[begin Available data]

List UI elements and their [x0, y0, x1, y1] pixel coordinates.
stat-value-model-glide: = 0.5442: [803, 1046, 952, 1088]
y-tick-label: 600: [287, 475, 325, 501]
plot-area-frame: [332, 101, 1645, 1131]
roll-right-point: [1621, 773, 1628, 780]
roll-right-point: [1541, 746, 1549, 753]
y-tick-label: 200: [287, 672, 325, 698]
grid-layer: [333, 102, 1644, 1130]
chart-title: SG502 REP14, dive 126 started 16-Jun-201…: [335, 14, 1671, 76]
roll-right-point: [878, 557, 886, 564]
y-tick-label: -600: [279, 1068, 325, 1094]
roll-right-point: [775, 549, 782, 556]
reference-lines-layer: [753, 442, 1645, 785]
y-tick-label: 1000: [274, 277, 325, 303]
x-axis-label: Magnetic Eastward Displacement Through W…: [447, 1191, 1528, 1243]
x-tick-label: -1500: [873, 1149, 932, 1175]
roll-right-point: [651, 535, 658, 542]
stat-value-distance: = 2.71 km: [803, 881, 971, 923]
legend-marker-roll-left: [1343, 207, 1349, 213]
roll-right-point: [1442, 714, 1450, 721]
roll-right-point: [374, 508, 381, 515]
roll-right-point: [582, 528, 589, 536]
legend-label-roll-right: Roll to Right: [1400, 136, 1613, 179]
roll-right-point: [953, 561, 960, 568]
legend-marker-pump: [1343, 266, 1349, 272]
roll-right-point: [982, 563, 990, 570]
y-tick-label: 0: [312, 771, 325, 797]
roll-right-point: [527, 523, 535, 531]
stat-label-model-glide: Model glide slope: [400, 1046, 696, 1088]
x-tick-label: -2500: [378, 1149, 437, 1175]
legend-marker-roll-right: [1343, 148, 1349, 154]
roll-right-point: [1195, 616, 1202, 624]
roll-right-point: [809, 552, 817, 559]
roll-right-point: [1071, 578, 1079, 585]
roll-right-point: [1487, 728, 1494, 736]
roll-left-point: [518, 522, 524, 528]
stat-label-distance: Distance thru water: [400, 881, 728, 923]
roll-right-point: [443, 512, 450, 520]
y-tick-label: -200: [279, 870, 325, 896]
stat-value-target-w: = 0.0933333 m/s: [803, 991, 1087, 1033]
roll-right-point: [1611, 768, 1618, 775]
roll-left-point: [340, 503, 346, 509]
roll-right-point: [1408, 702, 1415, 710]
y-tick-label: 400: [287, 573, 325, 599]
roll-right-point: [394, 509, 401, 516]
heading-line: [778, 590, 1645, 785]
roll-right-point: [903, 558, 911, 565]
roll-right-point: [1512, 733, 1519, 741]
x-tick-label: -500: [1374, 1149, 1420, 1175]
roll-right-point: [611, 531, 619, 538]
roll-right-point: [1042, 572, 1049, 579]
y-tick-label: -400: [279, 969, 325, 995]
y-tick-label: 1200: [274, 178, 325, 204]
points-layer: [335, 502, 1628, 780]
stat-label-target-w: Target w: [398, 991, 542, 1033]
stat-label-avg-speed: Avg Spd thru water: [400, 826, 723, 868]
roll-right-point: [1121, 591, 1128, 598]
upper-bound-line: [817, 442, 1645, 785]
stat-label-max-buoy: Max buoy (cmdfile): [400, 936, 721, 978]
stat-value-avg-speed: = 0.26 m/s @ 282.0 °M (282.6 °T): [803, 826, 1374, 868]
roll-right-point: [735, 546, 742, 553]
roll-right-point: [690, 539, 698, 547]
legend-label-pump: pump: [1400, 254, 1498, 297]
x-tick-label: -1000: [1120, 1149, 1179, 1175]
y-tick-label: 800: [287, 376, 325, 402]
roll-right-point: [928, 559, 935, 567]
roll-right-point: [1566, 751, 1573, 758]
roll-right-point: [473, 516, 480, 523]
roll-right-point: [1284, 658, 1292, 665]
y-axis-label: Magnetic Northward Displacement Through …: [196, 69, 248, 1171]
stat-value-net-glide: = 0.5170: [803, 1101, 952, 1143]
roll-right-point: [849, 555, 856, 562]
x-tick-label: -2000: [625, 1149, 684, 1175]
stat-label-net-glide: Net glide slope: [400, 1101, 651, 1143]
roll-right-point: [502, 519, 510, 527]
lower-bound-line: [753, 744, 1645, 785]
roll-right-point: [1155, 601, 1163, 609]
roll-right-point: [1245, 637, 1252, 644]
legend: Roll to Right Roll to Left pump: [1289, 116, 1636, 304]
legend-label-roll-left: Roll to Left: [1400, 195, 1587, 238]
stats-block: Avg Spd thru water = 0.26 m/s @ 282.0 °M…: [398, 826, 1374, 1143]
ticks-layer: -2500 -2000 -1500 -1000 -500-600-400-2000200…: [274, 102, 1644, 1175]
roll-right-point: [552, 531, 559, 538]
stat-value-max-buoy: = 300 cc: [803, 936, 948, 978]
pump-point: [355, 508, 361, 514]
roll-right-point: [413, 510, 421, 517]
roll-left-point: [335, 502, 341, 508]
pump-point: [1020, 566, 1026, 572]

[end Available data]

**Request:**
Retype the material above line for line without any changes, from the first line through the last.

**Solution to the problem:**
List UI elements and their [x0, y0, x1, y1] pixel coordinates.
stat-value-model-glide: = 0.5442: [803, 1046, 952, 1088]
y-tick-label: 600: [287, 475, 325, 501]
plot-area-frame: [332, 101, 1645, 1131]
roll-right-point: [1621, 773, 1628, 780]
roll-right-point: [1541, 746, 1549, 753]
y-tick-label: 200: [287, 672, 325, 698]
grid-layer: [333, 102, 1644, 1130]
chart-title: SG502 REP14, dive 126 started 16-Jun-201…: [335, 14, 1671, 76]
roll-right-point: [878, 557, 886, 564]
y-tick-label: -600: [279, 1068, 325, 1094]
roll-right-point: [775, 549, 782, 556]
reference-lines-layer: [753, 442, 1645, 785]
y-tick-label: 1000: [274, 277, 325, 303]
x-axis-label: Magnetic Eastward Displacement Through W…: [447, 1191, 1528, 1243]
x-tick-label: -1500: [873, 1149, 932, 1175]
roll-right-point: [651, 535, 658, 542]
stat-value-distance: = 2.71 km: [803, 881, 971, 923]
legend-marker-roll-left: [1343, 207, 1349, 213]
roll-right-point: [1442, 714, 1450, 721]
roll-right-point: [374, 508, 381, 515]
roll-right-point: [582, 528, 589, 536]
legend-label-roll-right: Roll to Right: [1400, 136, 1613, 179]
roll-right-point: [953, 561, 960, 568]
legend-marker-pump: [1343, 266, 1349, 272]
roll-right-point: [982, 563, 990, 570]
y-tick-label: 0: [312, 771, 325, 797]
roll-right-point: [527, 523, 535, 531]
stat-label-model-glide: Model glide slope: [400, 1046, 696, 1088]
x-tick-label: -2500: [378, 1149, 437, 1175]
legend-marker-roll-right: [1343, 148, 1349, 154]
roll-right-point: [1195, 616, 1202, 624]
roll-right-point: [809, 552, 817, 559]
roll-right-point: [1071, 578, 1079, 585]
roll-right-point: [1487, 728, 1494, 736]
roll-left-point: [518, 522, 524, 528]
stat-label-distance: Distance thru water: [400, 881, 728, 923]
roll-right-point: [443, 512, 450, 520]
y-tick-label: -200: [279, 870, 325, 896]
stat-value-target-w: = 0.0933333 m/s: [803, 991, 1087, 1033]
roll-right-point: [1611, 768, 1618, 775]
roll-left-point: [340, 503, 346, 509]
roll-right-point: [1408, 702, 1415, 710]
y-tick-label: 400: [287, 573, 325, 599]
roll-right-point: [394, 509, 401, 516]
heading-line: [778, 590, 1645, 785]
roll-right-point: [903, 558, 911, 565]
roll-right-point: [1512, 733, 1519, 741]
x-tick-label: -500: [1374, 1149, 1420, 1175]
roll-right-point: [611, 531, 619, 538]
roll-right-point: [1042, 572, 1049, 579]
y-tick-label: -400: [279, 969, 325, 995]
y-tick-label: 1200: [274, 178, 325, 204]
points-layer: [335, 502, 1628, 780]
stat-label-target-w: Target w: [398, 991, 542, 1033]
stat-label-avg-speed: Avg Spd thru water: [400, 826, 723, 868]
roll-right-point: [1121, 591, 1128, 598]
upper-bound-line: [817, 442, 1645, 785]
stat-label-max-buoy: Max buoy (cmdfile): [400, 936, 721, 978]
stat-value-avg-speed: = 0.26 m/s @ 282.0 °M (282.6 °T): [803, 826, 1374, 868]
roll-right-point: [735, 546, 742, 553]
roll-right-point: [690, 539, 698, 547]
legend-label-pump: pump: [1400, 254, 1498, 297]
x-tick-label: -1000: [1120, 1149, 1179, 1175]
y-tick-label: 800: [287, 376, 325, 402]
roll-right-point: [928, 559, 935, 567]
roll-right-point: [1566, 751, 1573, 758]
roll-right-point: [473, 516, 480, 523]
roll-right-point: [1284, 658, 1292, 665]
y-axis-label: Magnetic Northward Displacement Through …: [196, 69, 248, 1171]
stat-value-net-glide: = 0.5170: [803, 1101, 952, 1143]
roll-right-point: [849, 555, 856, 562]
x-tick-label: -2000: [625, 1149, 684, 1175]
stat-label-net-glide: Net glide slope: [400, 1101, 651, 1143]
roll-right-point: [502, 519, 510, 527]
lower-bound-line: [753, 744, 1645, 785]
roll-right-point: [1155, 601, 1163, 609]
roll-right-point: [1245, 637, 1252, 644]
legend: Roll to Right Roll to Left pump: [1289, 116, 1636, 304]
legend-label-roll-left: Roll to Left: [1400, 195, 1587, 238]
stats-block: Avg Spd thru water = 0.26 m/s @ 282.0 °M…: [398, 826, 1374, 1143]
ticks-layer: -2500 -2000 -1500 -1000 -500-600-400-2000200…: [274, 102, 1644, 1175]
roll-right-point: [552, 531, 559, 538]
stat-value-max-buoy: = 300 cc: [803, 936, 948, 978]
pump-point: [355, 508, 361, 514]
roll-right-point: [413, 510, 421, 517]
roll-left-point: [335, 502, 341, 508]
pump-point: [1020, 566, 1026, 572]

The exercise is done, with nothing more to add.